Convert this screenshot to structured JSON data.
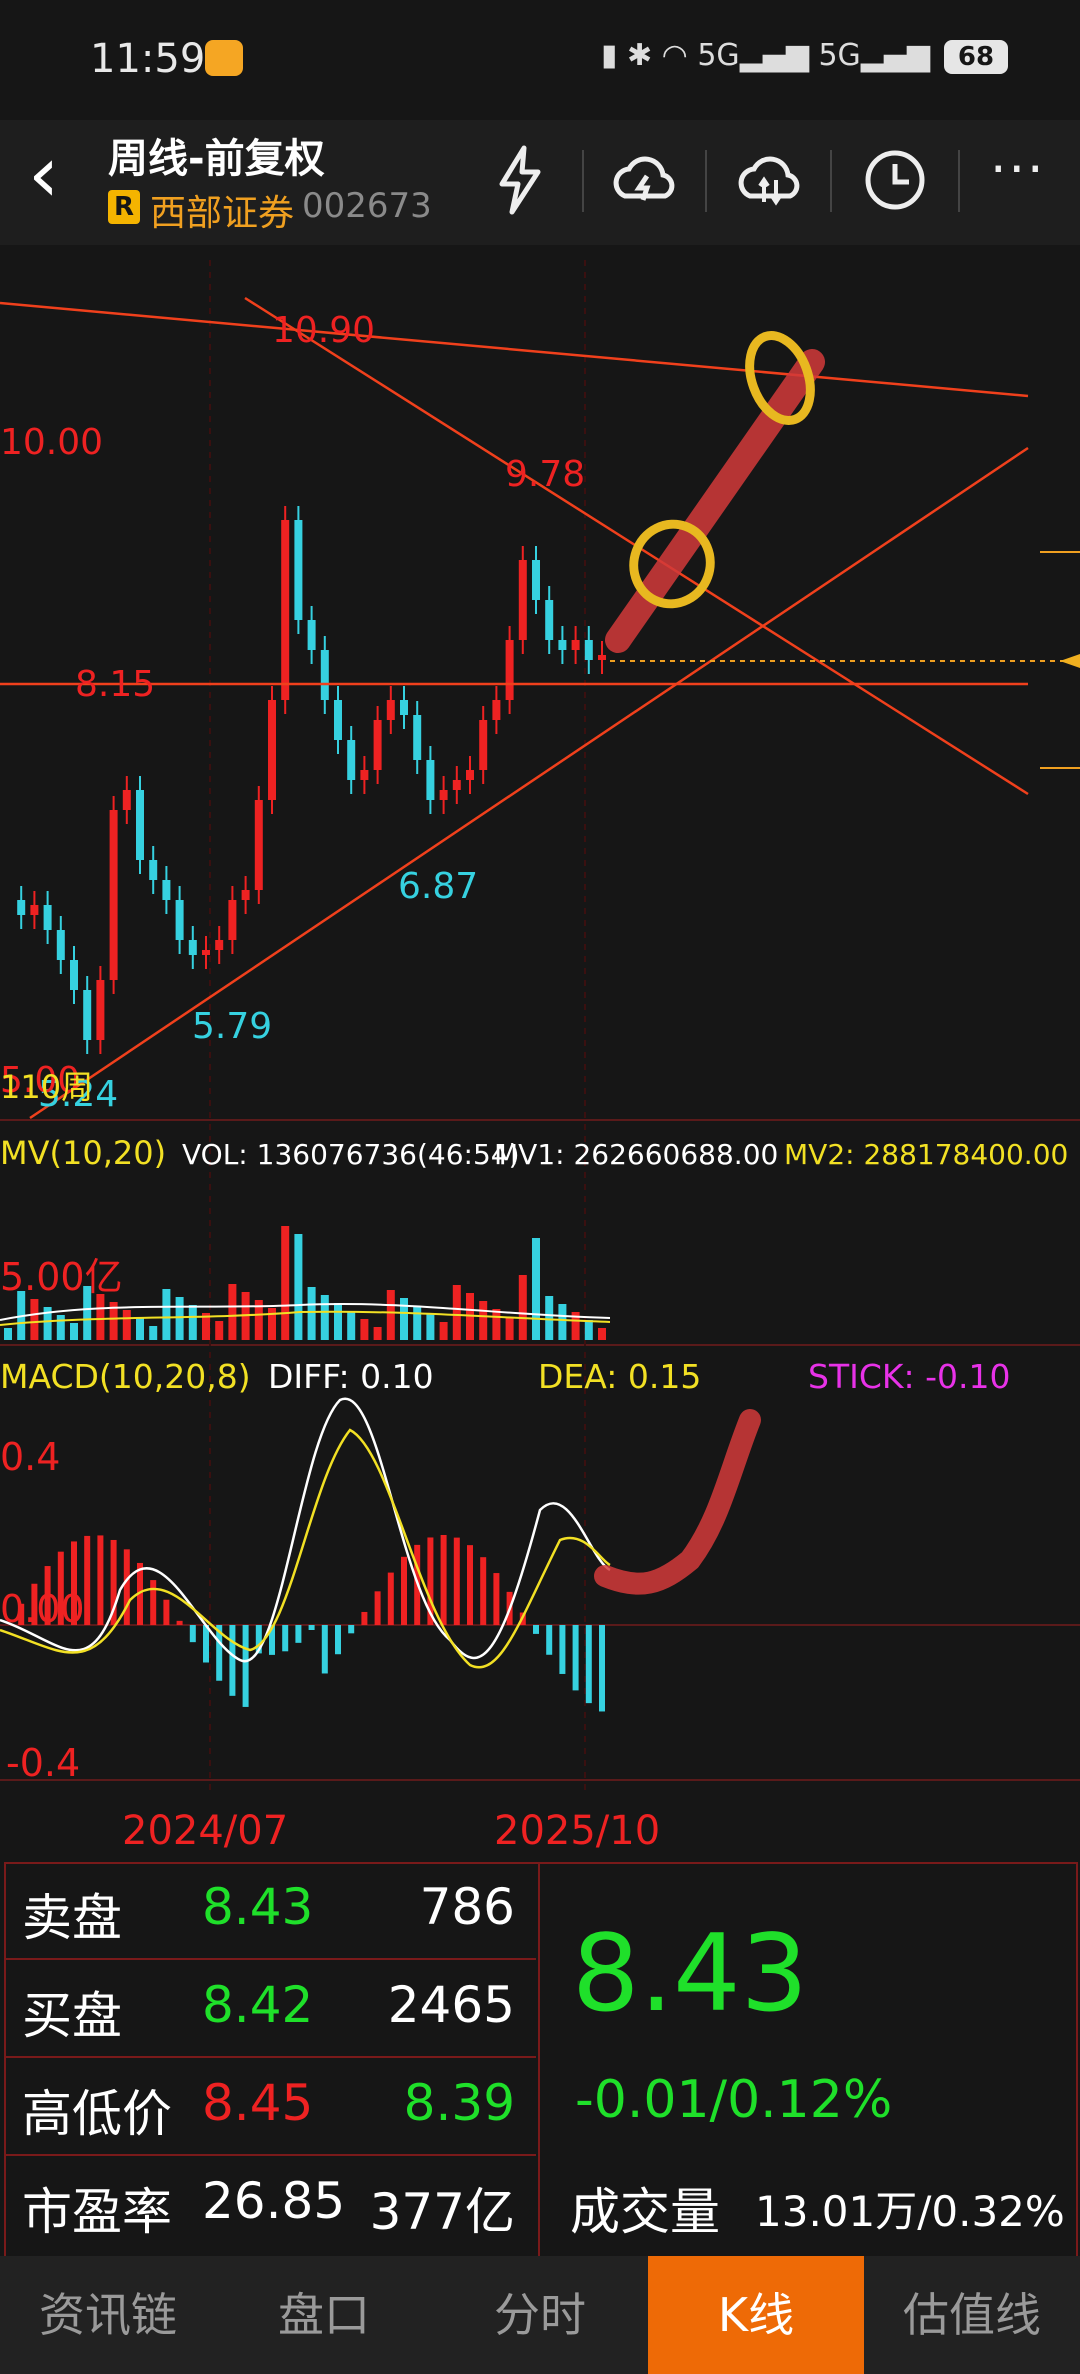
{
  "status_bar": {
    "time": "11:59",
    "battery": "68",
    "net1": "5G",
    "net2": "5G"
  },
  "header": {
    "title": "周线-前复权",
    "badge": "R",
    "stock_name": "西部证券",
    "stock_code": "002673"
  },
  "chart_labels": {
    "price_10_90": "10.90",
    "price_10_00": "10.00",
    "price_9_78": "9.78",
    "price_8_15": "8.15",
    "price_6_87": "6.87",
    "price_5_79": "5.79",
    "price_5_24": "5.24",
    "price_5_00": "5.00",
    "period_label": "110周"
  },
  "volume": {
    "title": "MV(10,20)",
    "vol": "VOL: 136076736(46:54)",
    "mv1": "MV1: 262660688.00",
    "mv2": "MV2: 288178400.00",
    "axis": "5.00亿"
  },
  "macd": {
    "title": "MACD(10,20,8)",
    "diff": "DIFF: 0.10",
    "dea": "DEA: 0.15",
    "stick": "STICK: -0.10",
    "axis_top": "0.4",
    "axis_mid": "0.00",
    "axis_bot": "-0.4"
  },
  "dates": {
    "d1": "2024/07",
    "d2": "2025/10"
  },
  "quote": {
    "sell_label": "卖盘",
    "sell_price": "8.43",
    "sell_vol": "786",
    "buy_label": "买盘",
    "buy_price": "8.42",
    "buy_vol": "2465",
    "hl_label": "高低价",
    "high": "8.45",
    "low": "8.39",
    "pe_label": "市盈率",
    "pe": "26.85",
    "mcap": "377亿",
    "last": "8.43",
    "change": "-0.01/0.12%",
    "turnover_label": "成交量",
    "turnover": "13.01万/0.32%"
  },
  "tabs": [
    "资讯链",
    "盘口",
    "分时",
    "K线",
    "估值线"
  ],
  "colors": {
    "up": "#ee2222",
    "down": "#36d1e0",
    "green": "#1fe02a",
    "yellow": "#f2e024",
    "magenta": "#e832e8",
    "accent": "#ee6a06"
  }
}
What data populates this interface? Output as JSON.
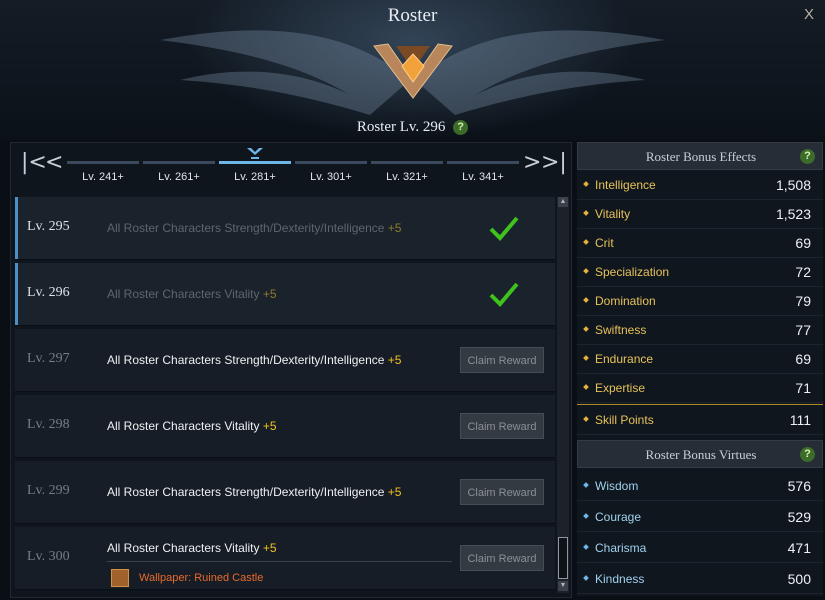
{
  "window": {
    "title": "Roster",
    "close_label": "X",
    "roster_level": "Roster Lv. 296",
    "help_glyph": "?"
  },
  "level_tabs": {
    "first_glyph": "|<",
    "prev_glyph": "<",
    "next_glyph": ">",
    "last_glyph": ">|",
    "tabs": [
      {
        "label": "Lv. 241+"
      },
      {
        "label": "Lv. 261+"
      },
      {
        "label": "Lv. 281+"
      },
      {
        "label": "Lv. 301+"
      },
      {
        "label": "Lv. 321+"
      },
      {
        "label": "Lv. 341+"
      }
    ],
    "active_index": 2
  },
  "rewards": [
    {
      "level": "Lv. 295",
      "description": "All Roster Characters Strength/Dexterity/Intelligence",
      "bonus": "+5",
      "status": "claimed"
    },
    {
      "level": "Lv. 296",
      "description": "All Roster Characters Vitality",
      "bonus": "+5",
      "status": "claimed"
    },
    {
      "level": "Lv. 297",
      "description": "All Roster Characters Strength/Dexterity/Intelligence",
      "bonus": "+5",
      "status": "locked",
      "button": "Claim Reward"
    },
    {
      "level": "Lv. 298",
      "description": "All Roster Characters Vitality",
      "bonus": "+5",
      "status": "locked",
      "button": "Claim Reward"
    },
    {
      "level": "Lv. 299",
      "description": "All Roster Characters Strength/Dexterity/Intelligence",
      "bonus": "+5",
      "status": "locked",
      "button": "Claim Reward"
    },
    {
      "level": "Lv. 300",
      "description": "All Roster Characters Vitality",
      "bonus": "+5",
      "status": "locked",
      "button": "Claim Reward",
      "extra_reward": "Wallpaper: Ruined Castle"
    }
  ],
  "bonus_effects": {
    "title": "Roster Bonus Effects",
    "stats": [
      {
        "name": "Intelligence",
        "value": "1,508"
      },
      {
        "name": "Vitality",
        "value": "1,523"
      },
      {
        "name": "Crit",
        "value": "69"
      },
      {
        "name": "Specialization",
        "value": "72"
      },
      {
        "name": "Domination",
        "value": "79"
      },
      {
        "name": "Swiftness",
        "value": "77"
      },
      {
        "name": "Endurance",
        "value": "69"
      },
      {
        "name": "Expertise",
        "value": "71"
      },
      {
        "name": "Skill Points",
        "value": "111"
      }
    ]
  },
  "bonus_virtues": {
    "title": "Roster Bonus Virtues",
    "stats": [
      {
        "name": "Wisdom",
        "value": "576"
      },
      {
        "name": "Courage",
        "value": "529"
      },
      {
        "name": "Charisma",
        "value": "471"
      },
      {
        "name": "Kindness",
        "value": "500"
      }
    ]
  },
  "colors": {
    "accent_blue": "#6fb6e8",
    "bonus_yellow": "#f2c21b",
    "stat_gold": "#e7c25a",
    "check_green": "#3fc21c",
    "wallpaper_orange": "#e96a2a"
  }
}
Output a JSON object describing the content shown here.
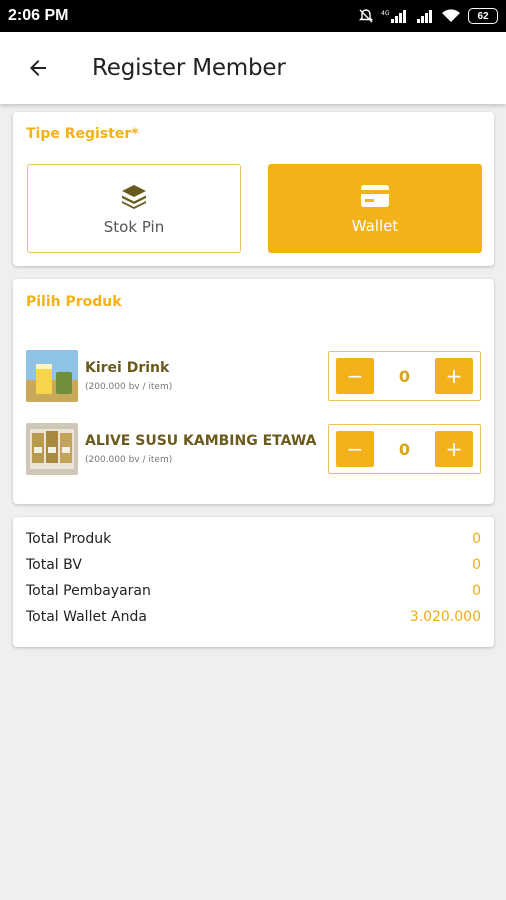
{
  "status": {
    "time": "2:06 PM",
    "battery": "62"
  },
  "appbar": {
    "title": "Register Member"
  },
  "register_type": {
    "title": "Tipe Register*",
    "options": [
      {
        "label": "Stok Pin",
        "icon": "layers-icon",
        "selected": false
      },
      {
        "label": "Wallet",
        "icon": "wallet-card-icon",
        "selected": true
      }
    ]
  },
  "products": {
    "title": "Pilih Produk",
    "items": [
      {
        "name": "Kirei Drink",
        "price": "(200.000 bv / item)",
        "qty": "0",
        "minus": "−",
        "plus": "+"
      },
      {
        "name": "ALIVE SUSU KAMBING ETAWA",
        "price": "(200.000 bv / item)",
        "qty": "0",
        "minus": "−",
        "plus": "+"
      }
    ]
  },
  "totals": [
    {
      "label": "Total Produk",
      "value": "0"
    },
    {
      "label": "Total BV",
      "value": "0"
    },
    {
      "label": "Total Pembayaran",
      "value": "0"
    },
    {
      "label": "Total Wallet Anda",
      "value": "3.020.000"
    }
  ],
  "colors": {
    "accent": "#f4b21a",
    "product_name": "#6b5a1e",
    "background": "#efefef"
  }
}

____________

(DIRECTIONS):
Images in the records should not be copied. Repeat all the rest exactly.

(TASK RESPONSE):
Convert this screenshot to structured JSON data.
{
  "status_bar": {
    "time": "11:59",
    "battery": "68",
    "net1": "5G",
    "net2": "5G"
  },
  "header": {
    "title": "周线-前复权",
    "badge": "R",
    "stock_name": "西部证券",
    "stock_code": "002673"
  },
  "chart_labels": {
    "price_10_90": "10.90",
    "price_10_00": "10.00",
    "price_9_78": "9.78",
    "price_8_15": "8.15",
    "price_6_87": "6.87",
    "price_5_79": "5.79",
    "price_5_24": "5.24",
    "price_5_00": "5.00",
    "period_label": "110周"
  },
  "volume": {
    "title": "MV(10,20)",
    "vol": "VOL: 136076736(46:54)",
    "mv1": "MV1: 262660688.00",
    "mv2": "MV2: 288178400.00",
    "axis": "5.00亿"
  },
  "macd": {
    "title": "MACD(10,20,8)",
    "diff": "DIFF: 0.10",
    "dea": "DEA: 0.15",
    "stick": "STICK: -0.10",
    "axis_top": "0.4",
    "axis_mid": "0.00",
    "axis_bot": "-0.4"
  },
  "dates": {
    "d1": "2024/07",
    "d2": "2025/10"
  },
  "quote": {
    "sell_label": "卖盘",
    "sell_price": "8.43",
    "sell_vol": "786",
    "buy_label": "买盘",
    "buy_price": "8.42",
    "buy_vol": "2465",
    "hl_label": "高低价",
    "high": "8.45",
    "low": "8.39",
    "pe_label": "市盈率",
    "pe": "26.85",
    "mcap": "377亿",
    "last": "8.43",
    "change": "-0.01/0.12%",
    "turnover_label": "成交量",
    "turnover": "13.01万/0.32%"
  },
  "tabs": [
    "资讯链",
    "盘口",
    "分时",
    "K线",
    "估值线"
  ],
  "colors": {
    "up": "#ee2222",
    "down": "#36d1e0",
    "green": "#1fe02a",
    "yellow": "#f2e024",
    "magenta": "#e832e8",
    "accent": "#ee6a06"
  }
}
What data populates this interface? Output as JSON.
{
  "window": {
    "title": "Roster",
    "close_label": "X",
    "roster_level": "Roster Lv. 296",
    "help_glyph": "?"
  },
  "level_tabs": {
    "first_glyph": "|<",
    "prev_glyph": "<",
    "next_glyph": ">",
    "last_glyph": ">|",
    "tabs": [
      {
        "label": "Lv. 241+"
      },
      {
        "label": "Lv. 261+"
      },
      {
        "label": "Lv. 281+"
      },
      {
        "label": "Lv. 301+"
      },
      {
        "label": "Lv. 321+"
      },
      {
        "label": "Lv. 341+"
      }
    ],
    "active_index": 2
  },
  "rewards": [
    {
      "level": "Lv. 295",
      "description": "All Roster Characters Strength/Dexterity/Intelligence",
      "bonus": "+5",
      "status": "claimed"
    },
    {
      "level": "Lv. 296",
      "description": "All Roster Characters Vitality",
      "bonus": "+5",
      "status": "claimed"
    },
    {
      "level": "Lv. 297",
      "description": "All Roster Characters Strength/Dexterity/Intelligence",
      "bonus": "+5",
      "status": "locked",
      "button": "Claim Reward"
    },
    {
      "level": "Lv. 298",
      "description": "All Roster Characters Vitality",
      "bonus": "+5",
      "status": "locked",
      "button": "Claim Reward"
    },
    {
      "level": "Lv. 299",
      "description": "All Roster Characters Strength/Dexterity/Intelligence",
      "bonus": "+5",
      "status": "locked",
      "button": "Claim Reward"
    },
    {
      "level": "Lv. 300",
      "description": "All Roster Characters Vitality",
      "bonus": "+5",
      "status": "locked",
      "button": "Claim Reward",
      "extra_reward": "Wallpaper: Ruined Castle"
    }
  ],
  "bonus_effects": {
    "title": "Roster Bonus Effects",
    "stats": [
      {
        "name": "Intelligence",
        "value": "1,508"
      },
      {
        "name": "Vitality",
        "value": "1,523"
      },
      {
        "name": "Crit",
        "value": "69"
      },
      {
        "name": "Specialization",
        "value": "72"
      },
      {
        "name": "Domination",
        "value": "79"
      },
      {
        "name": "Swiftness",
        "value": "77"
      },
      {
        "name": "Endurance",
        "value": "69"
      },
      {
        "name": "Expertise",
        "value": "71"
      },
      {
        "name": "Skill Points",
        "value": "111"
      }
    ]
  },
  "bonus_virtues": {
    "title": "Roster Bonus Virtues",
    "stats": [
      {
        "name": "Wisdom",
        "value": "576"
      },
      {
        "name": "Courage",
        "value": "529"
      },
      {
        "name": "Charisma",
        "value": "471"
      },
      {
        "name": "Kindness",
        "value": "500"
      }
    ]
  },
  "colors": {
    "accent_blue": "#6fb6e8",
    "bonus_yellow": "#f2c21b",
    "stat_gold": "#e7c25a",
    "check_green": "#3fc21c",
    "wallpaper_orange": "#e96a2a"
  }
}
Output a JSON object describing the content shown here.
{
  "status": {
    "time": "2:06 PM",
    "battery": "62"
  },
  "appbar": {
    "title": "Register Member"
  },
  "register_type": {
    "title": "Tipe Register*",
    "options": [
      {
        "label": "Stok Pin",
        "icon": "layers-icon",
        "selected": false
      },
      {
        "label": "Wallet",
        "icon": "wallet-card-icon",
        "selected": true
      }
    ]
  },
  "products": {
    "title": "Pilih Produk",
    "items": [
      {
        "name": "Kirei Drink",
        "price": "(200.000 bv / item)",
        "qty": "0",
        "minus": "−",
        "plus": "+"
      },
      {
        "name": "ALIVE SUSU KAMBING ETAWA",
        "price": "(200.000 bv / item)",
        "qty": "0",
        "minus": "−",
        "plus": "+"
      }
    ]
  },
  "totals": [
    {
      "label": "Total Produk",
      "value": "0"
    },
    {
      "label": "Total BV",
      "value": "0"
    },
    {
      "label": "Total Pembayaran",
      "value": "0"
    },
    {
      "label": "Total Wallet Anda",
      "value": "3.020.000"
    }
  ],
  "colors": {
    "accent": "#f4b21a",
    "product_name": "#6b5a1e",
    "background": "#efefef"
  }
}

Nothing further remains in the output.